Each entry needs to be restated exactly as written.

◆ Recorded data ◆
···

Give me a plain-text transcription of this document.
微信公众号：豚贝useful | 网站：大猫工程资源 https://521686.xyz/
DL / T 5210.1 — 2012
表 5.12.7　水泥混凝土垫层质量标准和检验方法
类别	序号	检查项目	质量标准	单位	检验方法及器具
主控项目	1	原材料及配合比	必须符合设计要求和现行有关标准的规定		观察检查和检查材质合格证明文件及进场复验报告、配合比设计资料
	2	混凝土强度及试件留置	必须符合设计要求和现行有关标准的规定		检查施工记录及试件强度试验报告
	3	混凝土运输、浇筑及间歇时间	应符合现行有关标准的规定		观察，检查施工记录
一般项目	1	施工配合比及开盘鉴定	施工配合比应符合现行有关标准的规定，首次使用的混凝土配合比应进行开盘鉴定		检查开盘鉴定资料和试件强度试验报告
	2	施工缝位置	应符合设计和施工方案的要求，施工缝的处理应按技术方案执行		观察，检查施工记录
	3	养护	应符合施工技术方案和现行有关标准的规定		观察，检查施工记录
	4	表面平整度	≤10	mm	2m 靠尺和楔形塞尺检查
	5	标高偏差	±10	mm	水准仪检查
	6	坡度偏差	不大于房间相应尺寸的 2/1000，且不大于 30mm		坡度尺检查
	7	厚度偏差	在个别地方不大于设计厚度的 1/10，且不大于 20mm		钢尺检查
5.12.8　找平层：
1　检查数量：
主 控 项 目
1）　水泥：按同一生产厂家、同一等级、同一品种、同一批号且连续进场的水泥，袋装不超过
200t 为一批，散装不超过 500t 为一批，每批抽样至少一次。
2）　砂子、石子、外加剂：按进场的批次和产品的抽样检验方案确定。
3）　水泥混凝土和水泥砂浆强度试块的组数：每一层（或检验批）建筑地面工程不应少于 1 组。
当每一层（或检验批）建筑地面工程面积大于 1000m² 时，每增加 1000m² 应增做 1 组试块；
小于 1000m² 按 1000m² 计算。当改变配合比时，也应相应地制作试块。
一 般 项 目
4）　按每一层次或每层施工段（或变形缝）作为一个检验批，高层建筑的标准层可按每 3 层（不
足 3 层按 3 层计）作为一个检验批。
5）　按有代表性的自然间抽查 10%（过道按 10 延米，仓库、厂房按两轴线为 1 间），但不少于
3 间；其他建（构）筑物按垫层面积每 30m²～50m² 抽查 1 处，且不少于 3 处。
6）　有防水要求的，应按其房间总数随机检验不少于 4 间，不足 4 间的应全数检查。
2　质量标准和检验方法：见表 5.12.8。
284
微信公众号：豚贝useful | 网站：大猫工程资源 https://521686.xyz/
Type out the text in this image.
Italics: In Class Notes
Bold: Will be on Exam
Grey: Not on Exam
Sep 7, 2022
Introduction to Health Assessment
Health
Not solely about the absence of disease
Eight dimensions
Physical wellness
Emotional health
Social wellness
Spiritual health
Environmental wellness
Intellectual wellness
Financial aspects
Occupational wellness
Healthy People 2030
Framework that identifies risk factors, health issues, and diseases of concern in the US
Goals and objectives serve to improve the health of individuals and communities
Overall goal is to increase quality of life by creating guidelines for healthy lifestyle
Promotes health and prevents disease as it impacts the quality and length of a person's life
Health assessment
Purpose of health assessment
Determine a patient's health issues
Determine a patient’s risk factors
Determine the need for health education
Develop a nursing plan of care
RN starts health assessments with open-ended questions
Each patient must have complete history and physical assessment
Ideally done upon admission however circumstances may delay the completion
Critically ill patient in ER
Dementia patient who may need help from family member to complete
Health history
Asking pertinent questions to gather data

···

◆ TASK ANSWER ◆
Give me a plain-text transcription of this document.
微信公众号：豚贝useful | 网站：大猫工程资源 https://521686.xyz/
DL / T 5210.1 — 2012
表 5.12.7　水泥混凝土垫层质量标准和检验方法
类别	序号	检查项目	质量标准	单位	检验方法及器具
主控项目	1	原材料及配合比	必须符合设计要求和现行有关标准的规定		观察检查和检查材质合格证明文件及进场复验报告、配合比设计资料
	2	混凝土强度及试件留置	必须符合设计要求和现行有关标准的规定		检查施工记录及试件强度试验报告
	3	混凝土运输、浇筑及间歇时间	应符合现行有关标准的规定		观察，检查施工记录
一般项目	1	施工配合比及开盘鉴定	施工配合比应符合现行有关标准的规定，首次使用的混凝土配合比应进行开盘鉴定		检查开盘鉴定资料和试件强度试验报告
	2	施工缝位置	应符合设计和施工方案的要求，施工缝的处理应按技术方案执行		观察，检查施工记录
	3	养护	应符合施工技术方案和现行有关标准的规定		观察，检查施工记录
	4	表面平整度	≤10	mm	2m 靠尺和楔形塞尺检查
	5	标高偏差	±10	mm	水准仪检查
	6	坡度偏差	不大于房间相应尺寸的 2/1000，且不大于 30mm		坡度尺检查
	7	厚度偏差	在个别地方不大于设计厚度的 1/10，且不大于 20mm		钢尺检查
5.12.8　找平层：
1　检查数量：
主 控 项 目
1）　水泥：按同一生产厂家、同一等级、同一品种、同一批号且连续进场的水泥，袋装不超过
200t 为一批，散装不超过 500t 为一批，每批抽样至少一次。
2）　砂子、石子、外加剂：按进场的批次和产品的抽样检验方案确定。
3）　水泥混凝土和水泥砂浆强度试块的组数：每一层（或检验批）建筑地面工程不应少于 1 组。
当每一层（或检验批）建筑地面工程面积大于 1000m² 时，每增加 1000m² 应增做 1 组试块；
小于 1000m² 按 1000m² 计算。当改变配合比时，也应相应地制作试块。
一 般 项 目
4）　按每一层次或每层施工段（或变形缝）作为一个检验批，高层建筑的标准层可按每 3 层（不
足 3 层按 3 层计）作为一个检验批。
5）　按有代表性的自然间抽查 10%（过道按 10 延米，仓库、厂房按两轴线为 1 间），但不少于
3 间；其他建（构）筑物按垫层面积每 30m²～50m² 抽查 1 处，且不少于 3 处。
6）　有防水要求的，应按其房间总数随机检验不少于 4 间，不足 4 间的应全数检查。
2　质量标准和检验方法：见表 5.12.8。
284
微信公众号：豚贝useful | 网站：大猫工程资源 https://521686.xyz/
Type out the text in this image.
Italics: In Class Notes
Bold: Will be on Exam
Grey: Not on Exam
Sep 7, 2022
Introduction to Health Assessment
Health
Not solely about the absence of disease
Eight dimensions
Physical wellness
Emotional health
Social wellness
Spiritual health
Environmental wellness
Intellectual wellness
Financial aspects
Occupational wellness
Healthy People 2030
Framework that identifies risk factors, health issues, and diseases of concern in the US
Goals and objectives serve to improve the health of individuals and communities
Overall goal is to increase quality of life by creating guidelines for healthy lifestyle
Promotes health and prevents disease as it impacts the quality and length of a person's life
Health assessment
Purpose of health assessment
Determine a patient's health issues
Determine a patient’s risk factors
Determine the need for health education
Develop a nursing plan of care
RN starts health assessments with open-ended questions
Each patient must have complete history and physical assessment
Ideally done upon admission however circumstances may delay the completion
Critically ill patient in ER
Dementia patient who may need help from family member to complete
Health history
Asking pertinent questions to gather data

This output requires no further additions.